OBJECTIVE = Scan the listing and work out how many lines contain the word "JSON". Nothing but the number should be given.

*** INFORMATION PROVIDED

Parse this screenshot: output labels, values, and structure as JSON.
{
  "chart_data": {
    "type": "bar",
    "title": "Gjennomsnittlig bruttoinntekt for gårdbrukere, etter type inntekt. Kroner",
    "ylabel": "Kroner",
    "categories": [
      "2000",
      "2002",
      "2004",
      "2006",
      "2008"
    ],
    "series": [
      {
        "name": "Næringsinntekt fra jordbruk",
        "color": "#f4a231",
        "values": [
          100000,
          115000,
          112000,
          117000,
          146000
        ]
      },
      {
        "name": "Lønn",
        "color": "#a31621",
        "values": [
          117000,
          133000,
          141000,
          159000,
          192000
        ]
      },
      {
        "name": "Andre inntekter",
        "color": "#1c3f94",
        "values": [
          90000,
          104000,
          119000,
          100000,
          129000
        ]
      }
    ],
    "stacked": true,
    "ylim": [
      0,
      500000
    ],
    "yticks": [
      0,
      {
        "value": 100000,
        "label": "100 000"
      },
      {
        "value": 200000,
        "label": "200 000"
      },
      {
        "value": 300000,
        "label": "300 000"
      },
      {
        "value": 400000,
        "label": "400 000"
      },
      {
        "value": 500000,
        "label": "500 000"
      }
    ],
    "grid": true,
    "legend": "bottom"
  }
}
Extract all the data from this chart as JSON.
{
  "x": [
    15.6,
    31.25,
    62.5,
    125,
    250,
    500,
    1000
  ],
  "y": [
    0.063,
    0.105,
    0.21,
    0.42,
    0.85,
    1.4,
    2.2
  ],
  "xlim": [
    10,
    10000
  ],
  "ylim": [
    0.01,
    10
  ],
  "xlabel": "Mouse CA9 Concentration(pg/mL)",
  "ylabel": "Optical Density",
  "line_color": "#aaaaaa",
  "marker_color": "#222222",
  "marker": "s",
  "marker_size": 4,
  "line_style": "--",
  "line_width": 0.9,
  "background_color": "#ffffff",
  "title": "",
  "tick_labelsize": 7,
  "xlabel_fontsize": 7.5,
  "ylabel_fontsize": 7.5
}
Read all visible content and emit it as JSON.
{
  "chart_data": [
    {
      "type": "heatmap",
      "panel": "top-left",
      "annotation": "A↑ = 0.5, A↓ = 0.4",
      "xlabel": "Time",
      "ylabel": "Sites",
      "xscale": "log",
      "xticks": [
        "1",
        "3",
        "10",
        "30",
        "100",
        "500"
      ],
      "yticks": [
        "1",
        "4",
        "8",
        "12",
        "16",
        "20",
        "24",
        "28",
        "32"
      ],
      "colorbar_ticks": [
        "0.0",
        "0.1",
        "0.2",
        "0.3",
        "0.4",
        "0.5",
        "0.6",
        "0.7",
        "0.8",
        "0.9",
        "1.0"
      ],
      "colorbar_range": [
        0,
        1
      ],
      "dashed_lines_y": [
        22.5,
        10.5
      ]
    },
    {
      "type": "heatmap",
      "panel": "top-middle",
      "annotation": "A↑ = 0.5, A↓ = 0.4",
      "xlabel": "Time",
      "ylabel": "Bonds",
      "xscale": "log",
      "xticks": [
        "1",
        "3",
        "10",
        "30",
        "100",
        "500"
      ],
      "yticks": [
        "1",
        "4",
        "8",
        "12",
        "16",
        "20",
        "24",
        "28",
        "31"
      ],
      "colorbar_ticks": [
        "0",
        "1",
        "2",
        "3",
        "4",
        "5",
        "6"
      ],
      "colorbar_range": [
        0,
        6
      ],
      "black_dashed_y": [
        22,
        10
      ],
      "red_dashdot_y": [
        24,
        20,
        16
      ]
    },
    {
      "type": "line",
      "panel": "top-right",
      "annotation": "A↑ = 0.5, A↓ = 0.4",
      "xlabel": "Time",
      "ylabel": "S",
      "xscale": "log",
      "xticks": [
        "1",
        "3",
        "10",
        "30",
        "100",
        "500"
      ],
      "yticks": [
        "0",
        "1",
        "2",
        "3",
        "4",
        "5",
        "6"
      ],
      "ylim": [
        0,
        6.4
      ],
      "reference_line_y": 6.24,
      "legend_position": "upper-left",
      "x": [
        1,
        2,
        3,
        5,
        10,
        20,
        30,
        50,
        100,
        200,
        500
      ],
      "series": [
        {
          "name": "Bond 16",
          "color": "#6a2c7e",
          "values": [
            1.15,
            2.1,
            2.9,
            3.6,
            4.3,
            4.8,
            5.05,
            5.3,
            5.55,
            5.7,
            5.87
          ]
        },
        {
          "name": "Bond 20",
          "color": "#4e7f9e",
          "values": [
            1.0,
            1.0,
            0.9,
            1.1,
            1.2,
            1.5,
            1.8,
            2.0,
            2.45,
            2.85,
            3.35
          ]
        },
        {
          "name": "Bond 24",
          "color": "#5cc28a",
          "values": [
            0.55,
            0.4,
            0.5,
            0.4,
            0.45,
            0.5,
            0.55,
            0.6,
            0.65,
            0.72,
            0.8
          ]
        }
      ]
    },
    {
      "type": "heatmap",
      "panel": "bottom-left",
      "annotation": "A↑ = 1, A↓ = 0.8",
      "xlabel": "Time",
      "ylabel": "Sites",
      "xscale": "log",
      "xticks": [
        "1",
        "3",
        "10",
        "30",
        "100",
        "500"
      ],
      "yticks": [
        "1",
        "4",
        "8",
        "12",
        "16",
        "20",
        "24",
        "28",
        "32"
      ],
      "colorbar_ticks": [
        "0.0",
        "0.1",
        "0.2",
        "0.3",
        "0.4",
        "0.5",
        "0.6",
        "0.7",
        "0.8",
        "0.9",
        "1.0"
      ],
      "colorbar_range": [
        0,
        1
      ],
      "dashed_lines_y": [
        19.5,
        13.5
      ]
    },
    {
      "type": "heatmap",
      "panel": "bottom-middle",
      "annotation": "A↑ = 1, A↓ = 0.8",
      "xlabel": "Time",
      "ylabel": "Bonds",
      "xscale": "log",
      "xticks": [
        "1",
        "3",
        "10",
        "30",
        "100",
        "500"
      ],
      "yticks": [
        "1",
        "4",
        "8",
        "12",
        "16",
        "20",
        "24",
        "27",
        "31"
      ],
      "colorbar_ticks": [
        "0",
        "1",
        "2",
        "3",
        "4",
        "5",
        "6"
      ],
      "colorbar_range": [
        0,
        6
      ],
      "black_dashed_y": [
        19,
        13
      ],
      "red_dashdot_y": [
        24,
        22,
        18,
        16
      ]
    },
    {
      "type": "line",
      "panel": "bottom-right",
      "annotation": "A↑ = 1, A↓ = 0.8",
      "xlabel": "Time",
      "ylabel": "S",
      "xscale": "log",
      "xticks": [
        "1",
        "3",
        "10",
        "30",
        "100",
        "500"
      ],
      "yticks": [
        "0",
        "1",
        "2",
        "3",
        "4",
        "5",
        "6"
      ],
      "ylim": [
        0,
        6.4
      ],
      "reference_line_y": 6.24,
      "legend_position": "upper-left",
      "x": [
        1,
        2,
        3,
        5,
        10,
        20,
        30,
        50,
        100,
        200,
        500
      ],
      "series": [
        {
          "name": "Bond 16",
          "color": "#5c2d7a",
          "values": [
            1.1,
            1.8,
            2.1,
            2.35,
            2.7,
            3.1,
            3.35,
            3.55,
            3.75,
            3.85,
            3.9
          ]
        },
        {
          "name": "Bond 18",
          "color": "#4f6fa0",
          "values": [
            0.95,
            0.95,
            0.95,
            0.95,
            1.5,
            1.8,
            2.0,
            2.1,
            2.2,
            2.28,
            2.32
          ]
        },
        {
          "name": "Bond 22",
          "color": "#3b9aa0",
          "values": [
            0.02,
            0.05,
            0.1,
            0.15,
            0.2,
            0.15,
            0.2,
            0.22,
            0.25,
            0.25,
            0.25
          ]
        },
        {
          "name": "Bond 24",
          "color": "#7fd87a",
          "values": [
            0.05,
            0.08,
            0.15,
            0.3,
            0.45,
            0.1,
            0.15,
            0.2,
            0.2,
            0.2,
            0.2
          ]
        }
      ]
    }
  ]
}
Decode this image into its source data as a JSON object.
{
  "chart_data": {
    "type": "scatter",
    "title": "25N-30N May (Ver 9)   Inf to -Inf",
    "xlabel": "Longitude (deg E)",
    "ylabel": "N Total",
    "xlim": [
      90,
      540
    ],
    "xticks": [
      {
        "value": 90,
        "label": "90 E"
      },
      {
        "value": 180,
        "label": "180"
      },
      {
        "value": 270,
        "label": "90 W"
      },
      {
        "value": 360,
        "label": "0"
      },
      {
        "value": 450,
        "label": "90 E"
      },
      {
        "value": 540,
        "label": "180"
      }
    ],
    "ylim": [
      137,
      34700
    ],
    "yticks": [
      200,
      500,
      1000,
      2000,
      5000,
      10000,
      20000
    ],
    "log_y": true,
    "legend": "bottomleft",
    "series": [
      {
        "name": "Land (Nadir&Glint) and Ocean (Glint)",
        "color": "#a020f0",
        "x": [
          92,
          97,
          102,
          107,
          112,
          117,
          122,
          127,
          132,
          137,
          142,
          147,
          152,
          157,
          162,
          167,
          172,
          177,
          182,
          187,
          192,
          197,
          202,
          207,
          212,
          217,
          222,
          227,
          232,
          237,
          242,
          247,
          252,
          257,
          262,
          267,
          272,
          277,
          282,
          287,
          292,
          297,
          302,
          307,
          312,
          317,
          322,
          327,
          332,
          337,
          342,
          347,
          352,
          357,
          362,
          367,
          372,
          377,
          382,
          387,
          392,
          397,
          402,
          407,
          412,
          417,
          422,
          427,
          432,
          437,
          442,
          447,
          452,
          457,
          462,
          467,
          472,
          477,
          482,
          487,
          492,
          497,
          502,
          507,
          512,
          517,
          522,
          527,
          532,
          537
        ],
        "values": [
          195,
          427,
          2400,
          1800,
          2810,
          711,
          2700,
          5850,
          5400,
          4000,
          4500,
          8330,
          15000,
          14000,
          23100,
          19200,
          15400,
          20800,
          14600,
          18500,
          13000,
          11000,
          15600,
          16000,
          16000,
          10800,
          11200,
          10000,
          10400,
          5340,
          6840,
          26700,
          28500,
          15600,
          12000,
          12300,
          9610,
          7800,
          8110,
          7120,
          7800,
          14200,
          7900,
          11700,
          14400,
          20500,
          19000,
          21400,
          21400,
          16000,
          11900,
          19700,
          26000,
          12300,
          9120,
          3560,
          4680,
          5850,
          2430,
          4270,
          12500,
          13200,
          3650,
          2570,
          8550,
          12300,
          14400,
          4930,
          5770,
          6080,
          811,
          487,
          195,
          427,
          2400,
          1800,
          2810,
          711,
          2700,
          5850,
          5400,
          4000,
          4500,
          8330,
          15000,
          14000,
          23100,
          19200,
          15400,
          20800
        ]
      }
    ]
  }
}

******

ANSWER TO THIS EXERCISE = 4